• **PROVIDED RECORDS**:
● ● ●

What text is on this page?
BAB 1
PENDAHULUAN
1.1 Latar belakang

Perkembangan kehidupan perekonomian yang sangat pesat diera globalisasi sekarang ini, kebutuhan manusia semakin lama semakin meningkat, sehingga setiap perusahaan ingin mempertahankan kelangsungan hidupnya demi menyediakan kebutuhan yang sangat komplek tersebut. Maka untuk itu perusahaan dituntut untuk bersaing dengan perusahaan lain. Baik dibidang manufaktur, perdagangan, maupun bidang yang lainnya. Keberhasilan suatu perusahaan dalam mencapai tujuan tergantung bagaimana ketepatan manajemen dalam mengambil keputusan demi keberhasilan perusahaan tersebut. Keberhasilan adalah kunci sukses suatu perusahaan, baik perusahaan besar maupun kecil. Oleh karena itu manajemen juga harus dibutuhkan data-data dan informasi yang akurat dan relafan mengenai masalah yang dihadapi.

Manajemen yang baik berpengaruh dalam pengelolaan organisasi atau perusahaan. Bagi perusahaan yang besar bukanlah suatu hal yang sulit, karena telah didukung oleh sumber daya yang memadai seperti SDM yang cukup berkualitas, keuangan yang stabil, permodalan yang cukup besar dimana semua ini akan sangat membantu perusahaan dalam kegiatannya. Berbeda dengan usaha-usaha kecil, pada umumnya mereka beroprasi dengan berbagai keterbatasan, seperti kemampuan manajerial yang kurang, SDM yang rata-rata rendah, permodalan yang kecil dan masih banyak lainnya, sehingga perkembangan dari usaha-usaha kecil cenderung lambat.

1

● ● ●

• **GIVEN REQUEST**: Give every line of the material again, exactly as it reads.

• **EXERCISE RESULT**:
What text is on this page?
BAB 1
PENDAHULUAN
1.1 Latar belakang

Perkembangan kehidupan perekonomian yang sangat pesat diera globalisasi sekarang ini, kebutuhan manusia semakin lama semakin meningkat, sehingga setiap perusahaan ingin mempertahankan kelangsungan hidupnya demi menyediakan kebutuhan yang sangat komplek tersebut. Maka untuk itu perusahaan dituntut untuk bersaing dengan perusahaan lain. Baik dibidang manufaktur, perdagangan, maupun bidang yang lainnya. Keberhasilan suatu perusahaan dalam mencapai tujuan tergantung bagaimana ketepatan manajemen dalam mengambil keputusan demi keberhasilan perusahaan tersebut. Keberhasilan adalah kunci sukses suatu perusahaan, baik perusahaan besar maupun kecil. Oleh karena itu manajemen juga harus dibutuhkan data-data dan informasi yang akurat dan relafan mengenai masalah yang dihadapi.

Manajemen yang baik berpengaruh dalam pengelolaan organisasi atau perusahaan. Bagi perusahaan yang besar bukanlah suatu hal yang sulit, karena telah didukung oleh sumber daya yang memadai seperti SDM yang cukup berkualitas, keuangan yang stabil, permodalan yang cukup besar dimana semua ini akan sangat membantu perusahaan dalam kegiatannya. Berbeda dengan usaha-usaha kecil, pada umumnya mereka beroprasi dengan berbagai keterbatasan, seperti kemampuan manajerial yang kurang, SDM yang rata-rata rendah, permodalan yang kecil dan masih banyak lainnya, sehingga perkembangan dari usaha-usaha kecil cenderung lambat.

1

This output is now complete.